## Stated task
From the entries that follow, gather each line holding the word "JSON".

## Extracted entries
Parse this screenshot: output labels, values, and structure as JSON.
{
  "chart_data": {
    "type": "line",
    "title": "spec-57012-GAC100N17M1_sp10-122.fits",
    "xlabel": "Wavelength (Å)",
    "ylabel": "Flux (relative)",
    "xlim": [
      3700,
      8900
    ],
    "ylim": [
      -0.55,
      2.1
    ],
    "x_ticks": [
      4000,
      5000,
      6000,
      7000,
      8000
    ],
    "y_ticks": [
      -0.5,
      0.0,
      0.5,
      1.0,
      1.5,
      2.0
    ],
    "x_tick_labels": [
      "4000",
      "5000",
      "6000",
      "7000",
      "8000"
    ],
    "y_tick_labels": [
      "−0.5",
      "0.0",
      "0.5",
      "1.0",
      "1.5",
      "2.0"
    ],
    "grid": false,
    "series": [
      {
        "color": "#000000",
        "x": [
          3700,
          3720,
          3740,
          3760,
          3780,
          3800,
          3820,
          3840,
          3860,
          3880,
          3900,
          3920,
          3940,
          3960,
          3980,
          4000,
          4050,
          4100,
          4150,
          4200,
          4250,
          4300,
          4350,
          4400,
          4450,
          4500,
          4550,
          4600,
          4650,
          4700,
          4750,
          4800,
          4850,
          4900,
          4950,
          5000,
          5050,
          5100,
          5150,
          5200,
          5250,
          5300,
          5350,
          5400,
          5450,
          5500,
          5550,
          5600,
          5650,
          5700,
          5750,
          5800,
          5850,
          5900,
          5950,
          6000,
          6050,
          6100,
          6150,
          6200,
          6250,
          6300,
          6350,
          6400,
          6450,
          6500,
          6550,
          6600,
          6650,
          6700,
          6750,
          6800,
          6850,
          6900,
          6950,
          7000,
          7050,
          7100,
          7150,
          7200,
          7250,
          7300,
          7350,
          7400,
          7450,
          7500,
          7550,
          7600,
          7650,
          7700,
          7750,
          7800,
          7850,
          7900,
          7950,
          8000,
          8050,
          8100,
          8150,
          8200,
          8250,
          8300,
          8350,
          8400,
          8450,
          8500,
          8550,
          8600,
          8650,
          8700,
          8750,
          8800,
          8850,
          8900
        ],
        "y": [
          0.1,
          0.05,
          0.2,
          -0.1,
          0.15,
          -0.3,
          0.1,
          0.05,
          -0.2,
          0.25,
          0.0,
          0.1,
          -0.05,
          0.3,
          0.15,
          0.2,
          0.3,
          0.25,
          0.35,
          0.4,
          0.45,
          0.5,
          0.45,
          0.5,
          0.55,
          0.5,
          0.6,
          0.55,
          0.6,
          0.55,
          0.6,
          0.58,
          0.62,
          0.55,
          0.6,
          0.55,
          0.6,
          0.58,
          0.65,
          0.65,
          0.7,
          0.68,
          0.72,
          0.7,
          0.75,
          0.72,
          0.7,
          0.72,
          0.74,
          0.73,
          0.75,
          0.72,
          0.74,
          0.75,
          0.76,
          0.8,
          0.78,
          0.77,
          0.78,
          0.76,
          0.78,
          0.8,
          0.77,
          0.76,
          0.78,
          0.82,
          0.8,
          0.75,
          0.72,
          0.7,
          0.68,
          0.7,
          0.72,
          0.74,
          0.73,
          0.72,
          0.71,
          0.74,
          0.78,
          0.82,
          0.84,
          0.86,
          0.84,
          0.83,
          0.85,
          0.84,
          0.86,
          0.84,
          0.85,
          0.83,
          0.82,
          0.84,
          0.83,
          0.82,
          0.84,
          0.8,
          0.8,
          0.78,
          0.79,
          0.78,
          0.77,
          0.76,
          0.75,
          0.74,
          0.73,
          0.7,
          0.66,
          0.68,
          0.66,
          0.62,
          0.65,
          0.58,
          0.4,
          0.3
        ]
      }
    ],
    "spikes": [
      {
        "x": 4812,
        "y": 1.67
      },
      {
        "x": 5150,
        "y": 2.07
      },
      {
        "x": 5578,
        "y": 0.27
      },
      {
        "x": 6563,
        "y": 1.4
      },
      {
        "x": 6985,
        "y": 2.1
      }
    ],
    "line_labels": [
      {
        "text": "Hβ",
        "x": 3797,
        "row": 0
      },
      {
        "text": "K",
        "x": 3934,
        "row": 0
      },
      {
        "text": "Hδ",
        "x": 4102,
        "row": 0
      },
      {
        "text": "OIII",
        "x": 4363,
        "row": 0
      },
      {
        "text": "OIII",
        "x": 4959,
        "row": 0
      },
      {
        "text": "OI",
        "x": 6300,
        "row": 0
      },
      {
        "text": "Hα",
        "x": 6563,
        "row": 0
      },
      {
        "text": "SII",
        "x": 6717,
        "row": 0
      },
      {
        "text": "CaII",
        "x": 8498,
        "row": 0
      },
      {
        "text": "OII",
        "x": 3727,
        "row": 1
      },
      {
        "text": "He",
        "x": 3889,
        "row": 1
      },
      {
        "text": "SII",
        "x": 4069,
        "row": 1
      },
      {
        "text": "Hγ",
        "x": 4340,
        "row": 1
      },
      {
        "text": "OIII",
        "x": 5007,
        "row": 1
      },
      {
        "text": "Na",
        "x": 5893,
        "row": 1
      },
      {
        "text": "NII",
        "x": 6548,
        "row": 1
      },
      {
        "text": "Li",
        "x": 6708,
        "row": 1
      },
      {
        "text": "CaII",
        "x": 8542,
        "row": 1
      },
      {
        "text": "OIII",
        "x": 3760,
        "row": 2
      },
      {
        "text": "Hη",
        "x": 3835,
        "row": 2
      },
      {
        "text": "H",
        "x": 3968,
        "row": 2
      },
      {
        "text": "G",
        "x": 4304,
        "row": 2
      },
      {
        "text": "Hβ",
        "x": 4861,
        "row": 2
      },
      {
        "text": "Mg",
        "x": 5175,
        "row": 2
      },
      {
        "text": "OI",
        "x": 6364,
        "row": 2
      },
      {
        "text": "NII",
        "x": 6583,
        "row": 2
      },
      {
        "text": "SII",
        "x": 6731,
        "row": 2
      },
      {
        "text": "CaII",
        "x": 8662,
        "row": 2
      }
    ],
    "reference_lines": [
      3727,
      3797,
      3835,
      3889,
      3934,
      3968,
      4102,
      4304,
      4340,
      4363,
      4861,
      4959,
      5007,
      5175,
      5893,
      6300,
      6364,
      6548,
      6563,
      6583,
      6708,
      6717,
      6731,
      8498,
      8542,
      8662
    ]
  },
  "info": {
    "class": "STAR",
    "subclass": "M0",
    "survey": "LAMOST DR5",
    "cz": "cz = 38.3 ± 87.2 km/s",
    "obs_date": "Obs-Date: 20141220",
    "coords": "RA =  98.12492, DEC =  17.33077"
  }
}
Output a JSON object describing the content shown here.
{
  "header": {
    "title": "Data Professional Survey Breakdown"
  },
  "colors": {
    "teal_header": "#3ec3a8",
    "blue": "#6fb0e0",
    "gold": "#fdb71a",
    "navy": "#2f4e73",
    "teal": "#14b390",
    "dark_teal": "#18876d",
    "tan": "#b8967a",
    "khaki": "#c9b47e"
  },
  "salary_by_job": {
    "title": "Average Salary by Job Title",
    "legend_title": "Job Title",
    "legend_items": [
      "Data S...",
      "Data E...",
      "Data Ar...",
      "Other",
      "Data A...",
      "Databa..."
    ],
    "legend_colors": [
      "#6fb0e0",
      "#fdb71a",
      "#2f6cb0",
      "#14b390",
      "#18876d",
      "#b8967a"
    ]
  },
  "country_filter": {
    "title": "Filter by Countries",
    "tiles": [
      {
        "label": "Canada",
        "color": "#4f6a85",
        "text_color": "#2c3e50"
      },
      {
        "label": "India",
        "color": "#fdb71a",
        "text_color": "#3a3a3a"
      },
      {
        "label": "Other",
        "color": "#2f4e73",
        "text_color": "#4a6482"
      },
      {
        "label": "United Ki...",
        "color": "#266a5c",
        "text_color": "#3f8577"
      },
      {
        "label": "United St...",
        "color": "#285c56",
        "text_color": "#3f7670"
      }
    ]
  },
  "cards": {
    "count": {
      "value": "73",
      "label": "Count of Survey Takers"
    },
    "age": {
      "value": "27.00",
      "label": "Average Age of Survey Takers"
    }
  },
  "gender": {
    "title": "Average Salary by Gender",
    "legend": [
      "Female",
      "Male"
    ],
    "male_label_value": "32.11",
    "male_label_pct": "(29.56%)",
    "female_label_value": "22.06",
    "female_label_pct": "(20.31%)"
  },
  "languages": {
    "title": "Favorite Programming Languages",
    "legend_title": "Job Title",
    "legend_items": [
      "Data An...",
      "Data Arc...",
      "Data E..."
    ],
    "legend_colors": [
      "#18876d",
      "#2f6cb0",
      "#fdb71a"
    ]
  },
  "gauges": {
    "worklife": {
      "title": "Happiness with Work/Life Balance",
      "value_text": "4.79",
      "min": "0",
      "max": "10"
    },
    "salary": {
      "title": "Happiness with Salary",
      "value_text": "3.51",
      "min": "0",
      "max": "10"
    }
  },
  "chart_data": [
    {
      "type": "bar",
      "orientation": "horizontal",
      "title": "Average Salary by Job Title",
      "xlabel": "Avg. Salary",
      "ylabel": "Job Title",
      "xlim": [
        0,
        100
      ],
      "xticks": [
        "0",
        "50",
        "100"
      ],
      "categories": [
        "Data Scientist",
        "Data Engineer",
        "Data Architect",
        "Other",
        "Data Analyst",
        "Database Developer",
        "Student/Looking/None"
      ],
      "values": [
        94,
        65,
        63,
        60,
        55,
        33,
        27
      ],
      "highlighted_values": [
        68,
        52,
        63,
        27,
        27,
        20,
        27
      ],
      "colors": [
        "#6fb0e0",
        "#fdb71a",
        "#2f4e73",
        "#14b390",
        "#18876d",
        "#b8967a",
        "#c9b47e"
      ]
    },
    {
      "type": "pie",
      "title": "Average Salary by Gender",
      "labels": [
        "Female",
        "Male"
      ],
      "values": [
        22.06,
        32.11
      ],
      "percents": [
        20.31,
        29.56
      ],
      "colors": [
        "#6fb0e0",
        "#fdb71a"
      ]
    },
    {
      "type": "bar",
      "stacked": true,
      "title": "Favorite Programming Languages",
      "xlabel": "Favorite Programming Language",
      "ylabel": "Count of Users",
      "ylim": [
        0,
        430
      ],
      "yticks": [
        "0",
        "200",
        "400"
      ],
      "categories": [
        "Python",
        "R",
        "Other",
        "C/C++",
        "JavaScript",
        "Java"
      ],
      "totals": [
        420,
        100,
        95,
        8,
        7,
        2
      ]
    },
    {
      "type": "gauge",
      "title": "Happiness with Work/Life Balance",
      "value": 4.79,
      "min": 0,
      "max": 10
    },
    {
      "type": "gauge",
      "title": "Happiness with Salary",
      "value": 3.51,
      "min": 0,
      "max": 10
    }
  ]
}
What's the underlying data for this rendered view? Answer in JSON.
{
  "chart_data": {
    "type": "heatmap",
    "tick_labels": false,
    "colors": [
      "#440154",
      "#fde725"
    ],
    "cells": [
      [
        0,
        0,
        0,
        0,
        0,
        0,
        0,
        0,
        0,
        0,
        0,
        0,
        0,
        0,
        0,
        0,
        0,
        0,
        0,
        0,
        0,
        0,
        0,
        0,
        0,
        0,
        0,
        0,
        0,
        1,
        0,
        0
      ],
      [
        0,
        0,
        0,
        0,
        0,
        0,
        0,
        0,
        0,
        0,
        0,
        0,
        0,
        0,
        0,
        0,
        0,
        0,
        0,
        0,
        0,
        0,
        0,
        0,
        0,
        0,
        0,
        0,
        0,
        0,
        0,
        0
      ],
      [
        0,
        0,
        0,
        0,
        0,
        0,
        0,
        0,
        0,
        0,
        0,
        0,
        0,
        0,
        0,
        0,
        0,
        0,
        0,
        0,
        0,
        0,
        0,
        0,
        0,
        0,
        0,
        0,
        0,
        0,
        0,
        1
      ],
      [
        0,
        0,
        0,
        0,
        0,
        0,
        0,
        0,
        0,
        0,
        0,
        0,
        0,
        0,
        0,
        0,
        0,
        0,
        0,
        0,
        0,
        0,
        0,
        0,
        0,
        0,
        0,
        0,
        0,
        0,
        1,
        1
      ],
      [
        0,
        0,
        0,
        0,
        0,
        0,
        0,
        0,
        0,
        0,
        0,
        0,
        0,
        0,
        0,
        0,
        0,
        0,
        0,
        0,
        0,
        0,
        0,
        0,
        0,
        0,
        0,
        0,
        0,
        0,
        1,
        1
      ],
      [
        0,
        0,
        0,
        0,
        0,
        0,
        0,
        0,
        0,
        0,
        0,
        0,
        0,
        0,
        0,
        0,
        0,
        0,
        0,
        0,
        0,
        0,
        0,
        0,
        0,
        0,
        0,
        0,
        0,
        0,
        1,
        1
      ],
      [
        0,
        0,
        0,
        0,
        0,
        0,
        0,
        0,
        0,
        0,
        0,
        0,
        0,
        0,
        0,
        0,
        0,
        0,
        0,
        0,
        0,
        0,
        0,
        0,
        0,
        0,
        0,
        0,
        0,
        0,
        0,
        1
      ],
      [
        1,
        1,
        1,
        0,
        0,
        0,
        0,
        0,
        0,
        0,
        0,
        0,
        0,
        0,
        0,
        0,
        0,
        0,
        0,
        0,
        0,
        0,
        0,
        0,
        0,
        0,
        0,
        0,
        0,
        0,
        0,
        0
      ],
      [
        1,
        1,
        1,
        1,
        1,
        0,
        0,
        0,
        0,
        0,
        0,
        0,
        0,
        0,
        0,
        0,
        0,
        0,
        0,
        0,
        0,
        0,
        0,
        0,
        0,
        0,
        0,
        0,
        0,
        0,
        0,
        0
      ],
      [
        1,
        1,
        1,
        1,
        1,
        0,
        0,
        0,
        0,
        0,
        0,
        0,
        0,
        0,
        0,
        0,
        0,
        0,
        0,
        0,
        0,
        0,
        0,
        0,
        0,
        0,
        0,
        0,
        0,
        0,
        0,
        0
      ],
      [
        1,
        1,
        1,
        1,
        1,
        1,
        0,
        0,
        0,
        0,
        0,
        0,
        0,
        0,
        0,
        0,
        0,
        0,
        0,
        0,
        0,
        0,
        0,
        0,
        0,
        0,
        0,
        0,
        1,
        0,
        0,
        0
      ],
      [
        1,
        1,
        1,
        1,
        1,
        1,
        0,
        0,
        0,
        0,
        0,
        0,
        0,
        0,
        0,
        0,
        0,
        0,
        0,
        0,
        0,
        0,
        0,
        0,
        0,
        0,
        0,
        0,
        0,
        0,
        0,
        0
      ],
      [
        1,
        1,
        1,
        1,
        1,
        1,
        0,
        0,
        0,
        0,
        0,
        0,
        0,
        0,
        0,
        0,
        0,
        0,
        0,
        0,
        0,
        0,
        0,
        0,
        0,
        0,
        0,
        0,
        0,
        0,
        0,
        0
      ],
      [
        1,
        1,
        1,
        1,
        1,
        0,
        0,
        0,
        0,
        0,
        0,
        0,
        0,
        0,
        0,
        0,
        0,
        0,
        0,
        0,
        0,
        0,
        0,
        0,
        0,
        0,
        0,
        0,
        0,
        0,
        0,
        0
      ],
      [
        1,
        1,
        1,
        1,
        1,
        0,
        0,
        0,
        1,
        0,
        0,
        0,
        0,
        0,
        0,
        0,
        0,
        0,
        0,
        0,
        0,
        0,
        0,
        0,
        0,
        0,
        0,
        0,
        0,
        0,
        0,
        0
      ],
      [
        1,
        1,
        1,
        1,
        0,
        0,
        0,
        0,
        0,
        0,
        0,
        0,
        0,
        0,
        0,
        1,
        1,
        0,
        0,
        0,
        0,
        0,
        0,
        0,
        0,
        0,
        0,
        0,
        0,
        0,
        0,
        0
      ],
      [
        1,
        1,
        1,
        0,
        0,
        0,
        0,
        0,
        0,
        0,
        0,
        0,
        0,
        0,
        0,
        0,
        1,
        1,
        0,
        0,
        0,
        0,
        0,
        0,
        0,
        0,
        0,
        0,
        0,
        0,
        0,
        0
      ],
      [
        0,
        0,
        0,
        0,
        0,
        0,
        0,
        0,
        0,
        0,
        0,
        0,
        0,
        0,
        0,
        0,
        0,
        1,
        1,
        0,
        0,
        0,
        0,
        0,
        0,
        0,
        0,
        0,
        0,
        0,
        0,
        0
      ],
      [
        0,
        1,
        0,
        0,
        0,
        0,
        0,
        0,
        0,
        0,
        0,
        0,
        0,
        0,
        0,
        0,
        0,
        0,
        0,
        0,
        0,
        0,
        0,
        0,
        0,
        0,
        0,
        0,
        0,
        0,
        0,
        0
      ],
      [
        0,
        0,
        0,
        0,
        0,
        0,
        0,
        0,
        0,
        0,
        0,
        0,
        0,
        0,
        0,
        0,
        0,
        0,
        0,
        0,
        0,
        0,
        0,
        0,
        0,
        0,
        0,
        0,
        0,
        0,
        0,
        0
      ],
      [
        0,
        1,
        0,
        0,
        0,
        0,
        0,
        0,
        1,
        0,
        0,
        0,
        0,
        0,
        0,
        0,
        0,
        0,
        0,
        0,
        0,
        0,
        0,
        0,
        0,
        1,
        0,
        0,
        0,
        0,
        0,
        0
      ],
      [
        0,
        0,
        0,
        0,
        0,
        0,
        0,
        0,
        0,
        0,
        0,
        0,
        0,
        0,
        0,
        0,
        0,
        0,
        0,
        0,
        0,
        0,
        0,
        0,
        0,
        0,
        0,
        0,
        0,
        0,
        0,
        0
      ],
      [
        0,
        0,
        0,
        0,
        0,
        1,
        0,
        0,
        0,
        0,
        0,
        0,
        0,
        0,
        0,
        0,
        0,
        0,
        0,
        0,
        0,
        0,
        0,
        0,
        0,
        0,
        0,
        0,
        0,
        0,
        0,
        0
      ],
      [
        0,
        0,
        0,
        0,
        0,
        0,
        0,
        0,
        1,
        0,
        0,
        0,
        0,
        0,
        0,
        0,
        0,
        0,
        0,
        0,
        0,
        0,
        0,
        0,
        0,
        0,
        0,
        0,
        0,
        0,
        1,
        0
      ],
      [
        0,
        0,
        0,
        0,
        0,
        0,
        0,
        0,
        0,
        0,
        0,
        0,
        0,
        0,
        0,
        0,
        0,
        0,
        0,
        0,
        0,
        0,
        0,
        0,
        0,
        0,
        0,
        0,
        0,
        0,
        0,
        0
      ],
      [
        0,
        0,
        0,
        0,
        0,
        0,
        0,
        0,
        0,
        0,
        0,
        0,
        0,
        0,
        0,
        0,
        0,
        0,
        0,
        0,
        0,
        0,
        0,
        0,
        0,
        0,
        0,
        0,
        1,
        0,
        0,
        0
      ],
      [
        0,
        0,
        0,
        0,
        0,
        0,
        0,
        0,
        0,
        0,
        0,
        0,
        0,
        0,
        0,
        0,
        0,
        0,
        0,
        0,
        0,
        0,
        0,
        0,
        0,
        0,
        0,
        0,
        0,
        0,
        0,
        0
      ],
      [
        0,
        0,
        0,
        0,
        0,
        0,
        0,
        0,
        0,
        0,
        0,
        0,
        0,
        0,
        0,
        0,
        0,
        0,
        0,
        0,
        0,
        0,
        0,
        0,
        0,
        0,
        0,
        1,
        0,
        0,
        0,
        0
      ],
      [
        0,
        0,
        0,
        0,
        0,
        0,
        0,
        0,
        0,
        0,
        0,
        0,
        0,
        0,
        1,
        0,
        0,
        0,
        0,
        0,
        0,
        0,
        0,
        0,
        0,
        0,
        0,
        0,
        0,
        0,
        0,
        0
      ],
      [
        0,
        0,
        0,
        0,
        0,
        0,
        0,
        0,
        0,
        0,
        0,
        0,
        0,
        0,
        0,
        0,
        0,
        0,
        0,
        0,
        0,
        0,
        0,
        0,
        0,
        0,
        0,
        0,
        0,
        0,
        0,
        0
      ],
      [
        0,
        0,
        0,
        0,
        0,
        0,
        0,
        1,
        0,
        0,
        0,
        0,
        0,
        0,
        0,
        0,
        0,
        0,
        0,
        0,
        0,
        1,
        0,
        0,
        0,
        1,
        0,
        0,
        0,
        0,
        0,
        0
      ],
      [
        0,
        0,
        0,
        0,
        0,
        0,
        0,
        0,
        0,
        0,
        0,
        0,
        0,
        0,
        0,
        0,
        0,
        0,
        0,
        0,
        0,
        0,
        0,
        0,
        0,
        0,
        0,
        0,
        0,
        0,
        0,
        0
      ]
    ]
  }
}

## Completed task
Parse this screenshot: output labels, values, and structure as JSON.
Output a JSON object describing the content shown here.
What's the underlying data for this rendered view? Answer in JSON.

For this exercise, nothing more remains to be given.